**EXERCISE DIRECTIONS:** Pick out every line in the data below that holds "they".

**TASK INPUTS:**
++++++++++++++++++++

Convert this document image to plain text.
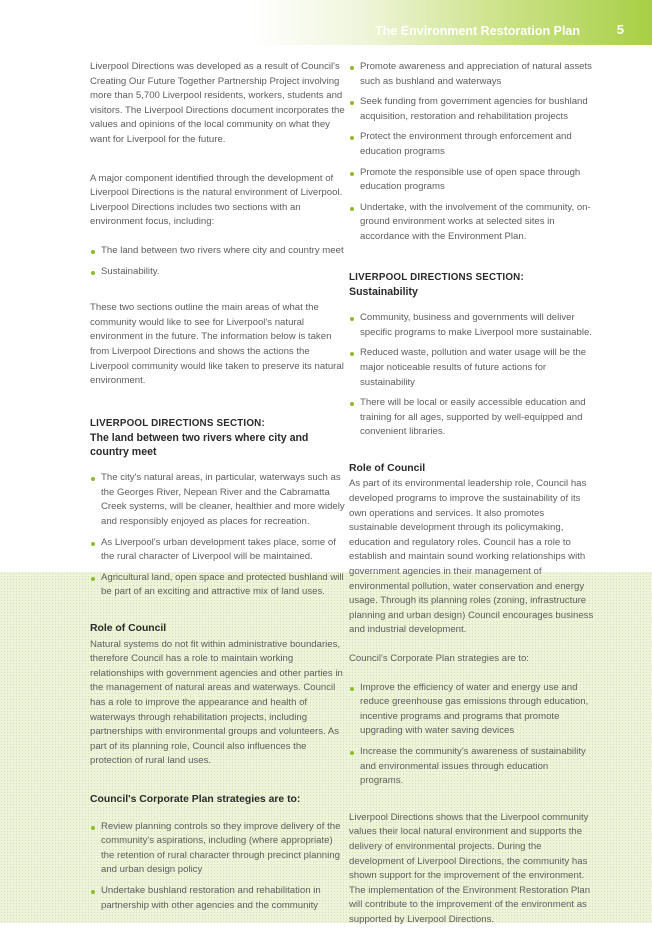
The Environment Restoration Plan	5

Liverpool Directions was developed as a result of Council's Creating Our Future Together Partnership Project involving more than 5,700 Liverpool residents, workers, students and visitors. The Liverpool Directions document incorporates the values and opinions of the local community on what they want for Liverpool for the future.

A major component identified through the development of Liverpool Directions is the natural environment of Liverpool. Liverpool Directions includes two sections with an environment focus, including:

The land between two rivers where city and country meet
Sustainability.

These two sections outline the main areas of what the community would like to see for Liverpool's natural environment in the future. The information below is taken from Liverpool Directions and shows the actions the Liverpool community would like taken to preserve its natural environment.

LIVERPOOL DIRECTIONS SECTION:
The land between two rivers where city and country meet
The city's natural areas, in particular, waterways such as the Georges River, Nepean River and the Cabramatta Creek systems, will be cleaner, healthier and more widely and responsibly enjoyed as places for recreation.
As Liverpool's urban development takes place, some of the rural character of Liverpool will be maintained.
Agricultural land, open space and protected bushland will be part of an exciting and attractive mix of land uses.
Role of Council

Natural systems do not fit within administrative boundaries, therefore Council has a role to maintain working relationships with government agencies and other parties in the management of natural areas and waterways. Council has a role to improve the appearance and health of waterways through rehabilitation projects, including partnerships with environmental groups and volunteers. As part of its planning role, Council also influences the protection of rural land uses.

Council's Corporate Plan strategies are to:
Review planning controls so they improve delivery of the community's aspirations, including (where appropriate) the retention of rural character through precinct planning and urban design policy
Undertake bushland restoration and rehabilitation in partnership with other agencies and the community
Promote awareness and appreciation of natural assets such as bushland and waterways
Seek funding from government agencies for bushland acquisition, restoration and rehabilitation projects
Protect the environment through enforcement and education programs
Promote the responsible use of open space through education programs
Undertake, with the involvement of the community, on-ground environment works at selected sites in accordance with the Environment Plan.
LIVERPOOL DIRECTIONS SECTION:
Sustainability
Community, business and governments will deliver specific programs to make Liverpool more sustainable.
Reduced waste, pollution and water usage will be the major noticeable results of future actions for sustainability
There will be local or easily accessible education and training for all ages, supported by well-equipped and convenient libraries.
Role of Council

As part of its environmental leadership role, Council has developed programs to improve the sustainability of its own operations and services. It also promotes sustainable development through its policymaking, education and regulatory roles. Council has a role to establish and maintain sound working relationships with government agencies in their management of environmental pollution, water conservation and energy usage. Through its planning roles (zoning, infrastructure planning and urban design) Council encourages business and industrial development.

Council's Corporate Plan strategies are to:

Improve the efficiency of water and energy use and reduce greenhouse gas emissions through education, incentive programs and programs that promote upgrading with water saving devices
Increase the community's awareness of sustainability and environmental issues through education programs.

Liverpool Directions shows that the Liverpool community values their local natural environment and supports the delivery of environmental projects. During the development of Liverpool Directions, the community has shown support for the improvement of the environment. The implementation of the Environment Restoration Plan will contribute to the improvement of the environment as supported by Liverpool Directions.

++++++++++++++++++++

**THE SOLUTION:**
Liverpool Directions was developed as a result of Council's Creating Our Future Together Partnership Project involving more than 5,700 Liverpool residents, workers, students and visitors. The Liverpool Directions document incorporates the values and opinions of the local community on what they want for Liverpool for the future.
Review planning controls so they improve delivery of the community's aspirations, including (where appropriate) the retention of rural character through precinct planning and urban design policy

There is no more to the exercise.